[Begin MATERIAL PROVIDED]

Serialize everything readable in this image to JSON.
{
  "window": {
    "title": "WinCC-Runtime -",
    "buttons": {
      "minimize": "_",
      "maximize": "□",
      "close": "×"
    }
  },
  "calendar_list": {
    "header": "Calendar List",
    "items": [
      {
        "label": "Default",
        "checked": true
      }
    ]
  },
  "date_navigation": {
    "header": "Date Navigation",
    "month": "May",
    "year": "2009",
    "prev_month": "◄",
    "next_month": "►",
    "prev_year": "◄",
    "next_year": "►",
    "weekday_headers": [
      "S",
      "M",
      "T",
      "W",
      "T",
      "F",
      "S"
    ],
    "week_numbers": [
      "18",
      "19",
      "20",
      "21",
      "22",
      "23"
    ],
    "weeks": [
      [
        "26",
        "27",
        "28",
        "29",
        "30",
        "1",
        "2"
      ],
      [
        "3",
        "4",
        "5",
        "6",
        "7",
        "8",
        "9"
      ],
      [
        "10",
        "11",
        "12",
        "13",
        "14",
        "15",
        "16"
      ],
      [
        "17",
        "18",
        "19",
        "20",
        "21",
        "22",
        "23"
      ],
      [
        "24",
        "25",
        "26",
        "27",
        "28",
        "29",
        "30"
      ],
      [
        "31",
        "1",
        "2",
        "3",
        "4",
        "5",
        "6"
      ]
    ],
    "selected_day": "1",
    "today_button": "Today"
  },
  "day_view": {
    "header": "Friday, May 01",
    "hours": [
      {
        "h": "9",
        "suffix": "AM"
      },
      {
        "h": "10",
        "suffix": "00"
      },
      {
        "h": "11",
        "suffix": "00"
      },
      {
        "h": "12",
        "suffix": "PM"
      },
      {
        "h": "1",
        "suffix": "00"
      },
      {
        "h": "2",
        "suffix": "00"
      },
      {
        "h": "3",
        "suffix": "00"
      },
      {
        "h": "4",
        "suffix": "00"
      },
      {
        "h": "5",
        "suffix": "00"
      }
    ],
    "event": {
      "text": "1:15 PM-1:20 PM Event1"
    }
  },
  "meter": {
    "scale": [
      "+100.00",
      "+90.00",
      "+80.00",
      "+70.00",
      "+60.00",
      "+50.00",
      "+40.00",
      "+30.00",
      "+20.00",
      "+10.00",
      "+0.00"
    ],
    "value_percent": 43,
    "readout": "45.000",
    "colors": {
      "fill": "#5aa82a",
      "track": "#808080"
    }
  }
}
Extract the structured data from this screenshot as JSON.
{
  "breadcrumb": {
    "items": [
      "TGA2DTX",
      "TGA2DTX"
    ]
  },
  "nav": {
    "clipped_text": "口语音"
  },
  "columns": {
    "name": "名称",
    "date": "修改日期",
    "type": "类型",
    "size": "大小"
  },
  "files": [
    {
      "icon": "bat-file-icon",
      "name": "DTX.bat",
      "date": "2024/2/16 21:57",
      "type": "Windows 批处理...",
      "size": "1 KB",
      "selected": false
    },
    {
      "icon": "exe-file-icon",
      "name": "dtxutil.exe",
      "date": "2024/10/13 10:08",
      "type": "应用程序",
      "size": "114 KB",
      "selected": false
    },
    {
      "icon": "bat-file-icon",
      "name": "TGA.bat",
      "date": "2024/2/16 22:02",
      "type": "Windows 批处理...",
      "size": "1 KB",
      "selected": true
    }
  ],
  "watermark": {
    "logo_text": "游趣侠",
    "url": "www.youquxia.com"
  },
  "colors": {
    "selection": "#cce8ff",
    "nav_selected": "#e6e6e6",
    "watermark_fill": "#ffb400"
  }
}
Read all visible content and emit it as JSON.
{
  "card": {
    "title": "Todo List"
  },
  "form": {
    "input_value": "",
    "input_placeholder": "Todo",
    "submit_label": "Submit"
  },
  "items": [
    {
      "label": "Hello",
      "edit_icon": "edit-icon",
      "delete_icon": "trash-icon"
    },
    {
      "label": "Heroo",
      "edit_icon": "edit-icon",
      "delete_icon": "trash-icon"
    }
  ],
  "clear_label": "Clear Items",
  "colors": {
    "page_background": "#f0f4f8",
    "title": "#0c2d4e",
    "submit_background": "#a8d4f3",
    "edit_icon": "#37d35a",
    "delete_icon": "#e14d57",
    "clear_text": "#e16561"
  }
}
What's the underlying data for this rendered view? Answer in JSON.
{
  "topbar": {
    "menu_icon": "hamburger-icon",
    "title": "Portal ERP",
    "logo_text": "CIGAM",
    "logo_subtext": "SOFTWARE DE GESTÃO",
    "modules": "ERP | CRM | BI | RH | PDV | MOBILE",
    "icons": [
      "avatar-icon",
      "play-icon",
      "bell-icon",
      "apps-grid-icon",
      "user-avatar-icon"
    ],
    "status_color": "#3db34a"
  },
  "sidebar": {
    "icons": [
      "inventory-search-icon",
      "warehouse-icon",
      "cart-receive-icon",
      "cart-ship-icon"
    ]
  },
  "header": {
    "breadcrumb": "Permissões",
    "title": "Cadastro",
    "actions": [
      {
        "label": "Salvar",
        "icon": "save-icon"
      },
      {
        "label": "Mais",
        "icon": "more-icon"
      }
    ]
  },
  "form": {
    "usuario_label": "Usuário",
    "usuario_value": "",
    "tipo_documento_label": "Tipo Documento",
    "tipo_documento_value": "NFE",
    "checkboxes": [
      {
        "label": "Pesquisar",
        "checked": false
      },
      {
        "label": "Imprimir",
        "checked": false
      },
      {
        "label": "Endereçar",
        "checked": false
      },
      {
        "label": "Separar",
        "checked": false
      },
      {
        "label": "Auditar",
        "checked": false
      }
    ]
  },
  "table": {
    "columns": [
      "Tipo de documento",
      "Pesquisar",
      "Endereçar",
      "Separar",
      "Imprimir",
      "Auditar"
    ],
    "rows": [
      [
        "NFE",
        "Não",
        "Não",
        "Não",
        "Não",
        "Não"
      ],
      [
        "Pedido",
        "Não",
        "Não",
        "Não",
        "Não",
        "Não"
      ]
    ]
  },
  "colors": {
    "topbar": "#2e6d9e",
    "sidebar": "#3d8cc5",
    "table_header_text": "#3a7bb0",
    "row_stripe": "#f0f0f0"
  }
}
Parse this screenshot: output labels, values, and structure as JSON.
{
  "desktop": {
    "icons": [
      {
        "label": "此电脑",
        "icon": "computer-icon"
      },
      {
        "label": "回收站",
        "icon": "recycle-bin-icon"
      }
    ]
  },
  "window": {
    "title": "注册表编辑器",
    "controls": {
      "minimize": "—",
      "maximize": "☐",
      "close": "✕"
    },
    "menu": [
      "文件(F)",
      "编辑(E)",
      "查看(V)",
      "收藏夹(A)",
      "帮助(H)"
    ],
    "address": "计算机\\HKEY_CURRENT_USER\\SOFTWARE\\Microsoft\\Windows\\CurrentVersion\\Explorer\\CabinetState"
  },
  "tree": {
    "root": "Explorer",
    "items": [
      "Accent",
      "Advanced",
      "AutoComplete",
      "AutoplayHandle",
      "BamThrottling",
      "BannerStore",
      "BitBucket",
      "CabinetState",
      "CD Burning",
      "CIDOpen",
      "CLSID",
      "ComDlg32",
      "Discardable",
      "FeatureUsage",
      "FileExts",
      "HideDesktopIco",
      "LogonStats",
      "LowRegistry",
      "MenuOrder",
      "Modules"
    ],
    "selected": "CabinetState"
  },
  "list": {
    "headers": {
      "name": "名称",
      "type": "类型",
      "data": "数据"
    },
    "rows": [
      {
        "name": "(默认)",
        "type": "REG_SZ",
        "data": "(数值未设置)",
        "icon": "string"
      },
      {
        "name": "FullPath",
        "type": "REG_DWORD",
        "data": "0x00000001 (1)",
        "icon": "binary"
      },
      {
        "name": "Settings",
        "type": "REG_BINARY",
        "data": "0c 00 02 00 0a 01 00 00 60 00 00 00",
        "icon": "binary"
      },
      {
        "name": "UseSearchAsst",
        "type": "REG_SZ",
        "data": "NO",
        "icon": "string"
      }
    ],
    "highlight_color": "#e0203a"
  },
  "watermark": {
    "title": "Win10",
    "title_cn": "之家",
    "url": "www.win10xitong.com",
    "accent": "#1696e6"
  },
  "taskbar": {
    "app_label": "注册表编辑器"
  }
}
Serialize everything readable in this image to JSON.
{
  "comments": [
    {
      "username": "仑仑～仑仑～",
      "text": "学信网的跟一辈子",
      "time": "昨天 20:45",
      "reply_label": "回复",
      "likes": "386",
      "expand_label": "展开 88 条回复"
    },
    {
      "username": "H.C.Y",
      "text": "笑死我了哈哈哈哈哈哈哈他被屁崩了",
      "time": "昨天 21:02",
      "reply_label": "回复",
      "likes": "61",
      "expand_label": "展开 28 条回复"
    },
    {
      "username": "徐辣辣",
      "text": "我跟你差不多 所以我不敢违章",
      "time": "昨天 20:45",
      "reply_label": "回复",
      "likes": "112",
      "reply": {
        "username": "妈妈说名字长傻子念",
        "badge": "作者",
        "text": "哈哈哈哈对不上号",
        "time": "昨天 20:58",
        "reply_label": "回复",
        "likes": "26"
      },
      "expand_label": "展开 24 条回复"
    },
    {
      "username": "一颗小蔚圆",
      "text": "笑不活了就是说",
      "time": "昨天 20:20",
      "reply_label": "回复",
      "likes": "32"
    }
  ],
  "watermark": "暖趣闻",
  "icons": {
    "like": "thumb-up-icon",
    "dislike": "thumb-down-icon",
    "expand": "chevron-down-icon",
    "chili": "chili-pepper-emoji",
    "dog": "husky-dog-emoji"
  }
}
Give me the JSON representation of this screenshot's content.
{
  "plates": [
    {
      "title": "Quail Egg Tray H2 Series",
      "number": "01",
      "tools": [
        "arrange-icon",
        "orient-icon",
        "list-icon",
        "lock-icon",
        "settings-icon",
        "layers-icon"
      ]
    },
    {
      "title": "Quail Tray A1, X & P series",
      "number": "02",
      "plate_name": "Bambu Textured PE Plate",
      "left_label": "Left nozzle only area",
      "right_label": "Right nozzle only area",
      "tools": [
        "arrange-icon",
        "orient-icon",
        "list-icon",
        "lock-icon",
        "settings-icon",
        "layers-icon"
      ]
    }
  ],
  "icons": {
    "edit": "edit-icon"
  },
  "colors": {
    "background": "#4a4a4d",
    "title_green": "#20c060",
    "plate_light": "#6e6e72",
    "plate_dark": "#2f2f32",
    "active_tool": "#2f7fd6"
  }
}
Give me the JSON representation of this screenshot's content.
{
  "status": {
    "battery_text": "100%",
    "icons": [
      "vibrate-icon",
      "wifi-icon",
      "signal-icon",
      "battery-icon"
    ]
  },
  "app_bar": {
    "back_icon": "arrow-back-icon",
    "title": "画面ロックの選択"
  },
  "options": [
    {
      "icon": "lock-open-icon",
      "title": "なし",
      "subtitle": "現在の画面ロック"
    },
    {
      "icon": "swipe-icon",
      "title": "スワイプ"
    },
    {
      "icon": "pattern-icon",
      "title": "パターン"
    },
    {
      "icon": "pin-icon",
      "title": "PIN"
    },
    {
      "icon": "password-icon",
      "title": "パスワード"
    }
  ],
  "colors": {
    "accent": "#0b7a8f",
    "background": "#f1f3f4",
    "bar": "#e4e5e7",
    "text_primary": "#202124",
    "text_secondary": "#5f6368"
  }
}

[End MATERIAL PROVIDED]

• _WRITTEN PROBLEM_: Gather, from the listing above, every line carrying the word "JSON".

• _WRITTEN RESPONSE_:
Serialize everything readable in this image to JSON.
Extract the structured data from this screenshot as JSON.
Read all visible content and emit it as JSON.
What's the underlying data for this rendered view? Answer in JSON.
Parse this screenshot: output labels, values, and structure as JSON.
Serialize everything readable in this image to JSON.
Give me the JSON representation of this screenshot's content.
Give me the JSON representation of this screenshot's content.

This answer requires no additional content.